■ **Short task**: The records below must be retyped exactly.
________________________
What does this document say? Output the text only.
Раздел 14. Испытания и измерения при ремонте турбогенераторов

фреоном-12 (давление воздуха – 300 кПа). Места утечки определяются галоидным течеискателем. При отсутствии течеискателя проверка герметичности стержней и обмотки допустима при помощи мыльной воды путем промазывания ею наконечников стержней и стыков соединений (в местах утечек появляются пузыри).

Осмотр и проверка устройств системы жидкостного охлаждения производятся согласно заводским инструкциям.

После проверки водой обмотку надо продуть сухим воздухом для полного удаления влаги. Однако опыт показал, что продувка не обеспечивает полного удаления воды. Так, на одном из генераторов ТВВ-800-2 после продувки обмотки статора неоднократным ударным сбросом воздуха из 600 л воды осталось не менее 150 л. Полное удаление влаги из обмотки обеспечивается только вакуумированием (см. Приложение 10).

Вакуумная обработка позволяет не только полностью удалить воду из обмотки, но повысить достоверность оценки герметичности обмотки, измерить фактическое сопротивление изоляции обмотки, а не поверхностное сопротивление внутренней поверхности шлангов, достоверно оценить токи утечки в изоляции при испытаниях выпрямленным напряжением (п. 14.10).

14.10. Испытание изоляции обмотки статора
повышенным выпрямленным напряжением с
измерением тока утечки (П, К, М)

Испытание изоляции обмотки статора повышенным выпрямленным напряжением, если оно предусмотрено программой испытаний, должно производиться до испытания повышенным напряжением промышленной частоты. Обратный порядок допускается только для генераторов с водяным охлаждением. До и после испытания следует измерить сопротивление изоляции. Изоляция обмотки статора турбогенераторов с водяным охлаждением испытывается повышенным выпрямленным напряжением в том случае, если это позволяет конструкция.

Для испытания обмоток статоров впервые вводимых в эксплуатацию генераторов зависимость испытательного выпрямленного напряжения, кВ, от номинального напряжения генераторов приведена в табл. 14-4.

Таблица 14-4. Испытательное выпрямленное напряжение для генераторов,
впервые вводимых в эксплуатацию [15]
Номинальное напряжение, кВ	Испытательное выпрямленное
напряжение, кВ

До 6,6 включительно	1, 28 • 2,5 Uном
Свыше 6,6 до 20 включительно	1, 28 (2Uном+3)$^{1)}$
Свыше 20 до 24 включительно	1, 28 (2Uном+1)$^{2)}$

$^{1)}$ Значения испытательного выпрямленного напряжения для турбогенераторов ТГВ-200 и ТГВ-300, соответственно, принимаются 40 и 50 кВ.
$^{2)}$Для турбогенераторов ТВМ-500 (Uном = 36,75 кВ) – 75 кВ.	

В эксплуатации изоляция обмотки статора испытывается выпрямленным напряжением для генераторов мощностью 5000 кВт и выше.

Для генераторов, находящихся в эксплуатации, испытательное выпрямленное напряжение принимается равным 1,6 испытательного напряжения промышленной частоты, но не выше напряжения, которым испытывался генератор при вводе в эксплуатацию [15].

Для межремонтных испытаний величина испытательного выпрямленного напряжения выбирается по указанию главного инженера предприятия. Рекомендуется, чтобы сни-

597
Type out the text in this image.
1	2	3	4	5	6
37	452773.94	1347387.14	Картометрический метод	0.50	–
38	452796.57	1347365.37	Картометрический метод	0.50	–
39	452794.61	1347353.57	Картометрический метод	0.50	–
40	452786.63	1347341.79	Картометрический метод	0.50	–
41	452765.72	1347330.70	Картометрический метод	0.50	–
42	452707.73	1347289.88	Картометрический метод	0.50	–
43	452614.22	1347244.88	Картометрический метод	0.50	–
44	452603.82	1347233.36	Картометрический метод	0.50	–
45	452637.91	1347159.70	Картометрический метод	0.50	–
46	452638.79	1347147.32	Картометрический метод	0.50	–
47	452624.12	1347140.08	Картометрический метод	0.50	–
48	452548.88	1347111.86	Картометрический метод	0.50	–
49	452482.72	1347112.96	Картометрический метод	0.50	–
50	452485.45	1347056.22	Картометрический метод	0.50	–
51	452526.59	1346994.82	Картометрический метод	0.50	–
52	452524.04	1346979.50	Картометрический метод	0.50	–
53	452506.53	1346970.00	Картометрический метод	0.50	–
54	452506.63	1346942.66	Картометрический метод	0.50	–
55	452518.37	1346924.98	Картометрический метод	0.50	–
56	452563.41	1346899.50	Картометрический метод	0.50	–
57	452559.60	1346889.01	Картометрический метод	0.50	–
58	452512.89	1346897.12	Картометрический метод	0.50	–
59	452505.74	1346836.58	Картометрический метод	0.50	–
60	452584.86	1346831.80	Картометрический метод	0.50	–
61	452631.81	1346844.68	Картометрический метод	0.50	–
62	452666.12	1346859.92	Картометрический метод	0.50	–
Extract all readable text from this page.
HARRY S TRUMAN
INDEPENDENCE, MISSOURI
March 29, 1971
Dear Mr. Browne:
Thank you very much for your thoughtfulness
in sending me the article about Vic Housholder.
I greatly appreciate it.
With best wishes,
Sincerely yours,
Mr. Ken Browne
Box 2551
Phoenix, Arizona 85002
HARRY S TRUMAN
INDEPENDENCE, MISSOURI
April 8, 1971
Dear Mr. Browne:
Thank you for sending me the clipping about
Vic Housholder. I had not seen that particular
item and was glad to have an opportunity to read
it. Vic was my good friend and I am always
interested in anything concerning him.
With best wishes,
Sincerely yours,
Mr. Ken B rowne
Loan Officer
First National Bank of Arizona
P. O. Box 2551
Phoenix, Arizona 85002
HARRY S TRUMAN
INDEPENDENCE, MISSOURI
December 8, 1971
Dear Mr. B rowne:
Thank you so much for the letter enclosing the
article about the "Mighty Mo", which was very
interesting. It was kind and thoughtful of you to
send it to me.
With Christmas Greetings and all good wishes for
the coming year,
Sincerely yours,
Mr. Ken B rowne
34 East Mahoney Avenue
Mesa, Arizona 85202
________________________
■ **Exercise result**:
What does this document say? Output the text only.
Раздел 14. Испытания и измерения при ремонте турбогенераторов

фреоном-12 (давление воздуха – 300 кПа). Места утечки определяются галоидным течеискателем. При отсутствии течеискателя проверка герметичности стержней и обмотки допустима при помощи мыльной воды путем промазывания ею наконечников стержней и стыков соединений (в местах утечек появляются пузыри).

Осмотр и проверка устройств системы жидкостного охлаждения производятся согласно заводским инструкциям.

После проверки водой обмотку надо продуть сухим воздухом для полного удаления влаги. Однако опыт показал, что продувка не обеспечивает полного удаления воды. Так, на одном из генераторов ТВВ-800-2 после продувки обмотки статора неоднократным ударным сбросом воздуха из 600 л воды осталось не менее 150 л. Полное удаление влаги из обмотки обеспечивается только вакуумированием (см. Приложение 10).

Вакуумная обработка позволяет не только полностью удалить воду из обмотки, но повысить достоверность оценки герметичности обмотки, измерить фактическое сопротивление изоляции обмотки, а не поверхностное сопротивление внутренней поверхности шлангов, достоверно оценить токи утечки в изоляции при испытаниях выпрямленным напряжением (п. 14.10).

14.10. Испытание изоляции обмотки статора
повышенным выпрямленным напряжением с
измерением тока утечки (П, К, М)

Испытание изоляции обмотки статора повышенным выпрямленным напряжением, если оно предусмотрено программой испытаний, должно производиться до испытания повышенным напряжением промышленной частоты. Обратный порядок допускается только для генераторов с водяным охлаждением. До и после испытания следует измерить сопротивление изоляции. Изоляция обмотки статора турбогенераторов с водяным охлаждением испытывается повышенным выпрямленным напряжением в том случае, если это позволяет конструкция.

Для испытания обмоток статоров впервые вводимых в эксплуатацию генераторов зависимость испытательного выпрямленного напряжения, кВ, от номинального напряжения генераторов приведена в табл. 14-4.

Таблица 14-4. Испытательное выпрямленное напряжение для генераторов,
впервые вводимых в эксплуатацию [15]
Номинальное напряжение, кВ	Испытательное выпрямленное
напряжение, кВ

До 6,6 включительно	1, 28 • 2,5 Uном
Свыше 6,6 до 20 включительно	1, 28 (2Uном+3)$^{1)}$
Свыше 20 до 24 включительно	1, 28 (2Uном+1)$^{2)}$

$^{1)}$ Значения испытательного выпрямленного напряжения для турбогенераторов ТГВ-200 и ТГВ-300, соответственно, принимаются 40 и 50 кВ.
$^{2)}$Для турбогенераторов ТВМ-500 (Uном = 36,75 кВ) – 75 кВ.	

В эксплуатации изоляция обмотки статора испытывается выпрямленным напряжением для генераторов мощностью 5000 кВт и выше.

Для генераторов, находящихся в эксплуатации, испытательное выпрямленное напряжение принимается равным 1,6 испытательного напряжения промышленной частоты, но не выше напряжения, которым испытывался генератор при вводе в эксплуатацию [15].

Для межремонтных испытаний величина испытательного выпрямленного напряжения выбирается по указанию главного инженера предприятия. Рекомендуется, чтобы сни-

597
Type out the text in this image.
1	2	3	4	5	6
37	452773.94	1347387.14	Картометрический метод	0.50	–
38	452796.57	1347365.37	Картометрический метод	0.50	–
39	452794.61	1347353.57	Картометрический метод	0.50	–
40	452786.63	1347341.79	Картометрический метод	0.50	–
41	452765.72	1347330.70	Картометрический метод	0.50	–
42	452707.73	1347289.88	Картометрический метод	0.50	–
43	452614.22	1347244.88	Картометрический метод	0.50	–
44	452603.82	1347233.36	Картометрический метод	0.50	–
45	452637.91	1347159.70	Картометрический метод	0.50	–
46	452638.79	1347147.32	Картометрический метод	0.50	–
47	452624.12	1347140.08	Картометрический метод	0.50	–
48	452548.88	1347111.86	Картометрический метод	0.50	–
49	452482.72	1347112.96	Картометрический метод	0.50	–
50	452485.45	1347056.22	Картометрический метод	0.50	–
51	452526.59	1346994.82	Картометрический метод	0.50	–
52	452524.04	1346979.50	Картометрический метод	0.50	–
53	452506.53	1346970.00	Картометрический метод	0.50	–
54	452506.63	1346942.66	Картометрический метод	0.50	–
55	452518.37	1346924.98	Картометрический метод	0.50	–
56	452563.41	1346899.50	Картометрический метод	0.50	–
57	452559.60	1346889.01	Картометрический метод	0.50	–
58	452512.89	1346897.12	Картометрический метод	0.50	–
59	452505.74	1346836.58	Картометрический метод	0.50	–
60	452584.86	1346831.80	Картометрический метод	0.50	–
61	452631.81	1346844.68	Картометрический метод	0.50	–
62	452666.12	1346859.92	Картометрический метод	0.50	–
Extract all readable text from this page.
HARRY S TRUMAN
INDEPENDENCE, MISSOURI
March 29, 1971
Dear Mr. Browne:
Thank you very much for your thoughtfulness
in sending me the article about Vic Housholder.
I greatly appreciate it.
With best wishes,
Sincerely yours,
Mr. Ken Browne
Box 2551
Phoenix, Arizona 85002
HARRY S TRUMAN
INDEPENDENCE, MISSOURI
April 8, 1971
Dear Mr. Browne:
Thank you for sending me the clipping about
Vic Housholder. I had not seen that particular
item and was glad to have an opportunity to read
it. Vic was my good friend and I am always
interested in anything concerning him.
With best wishes,
Sincerely yours,
Mr. Ken B rowne
Loan Officer
First National Bank of Arizona
P. O. Box 2551
Phoenix, Arizona 85002
HARRY S TRUMAN
INDEPENDENCE, MISSOURI
December 8, 1971
Dear Mr. B rowne:
Thank you so much for the letter enclosing the
article about the "Mighty Mo", which was very
interesting. It was kind and thoughtful of you to
send it to me.
With Christmas Greetings and all good wishes for
the coming year,
Sincerely yours,
Mr. Ken B rowne
34 East Mahoney Avenue
Mesa, Arizona 85202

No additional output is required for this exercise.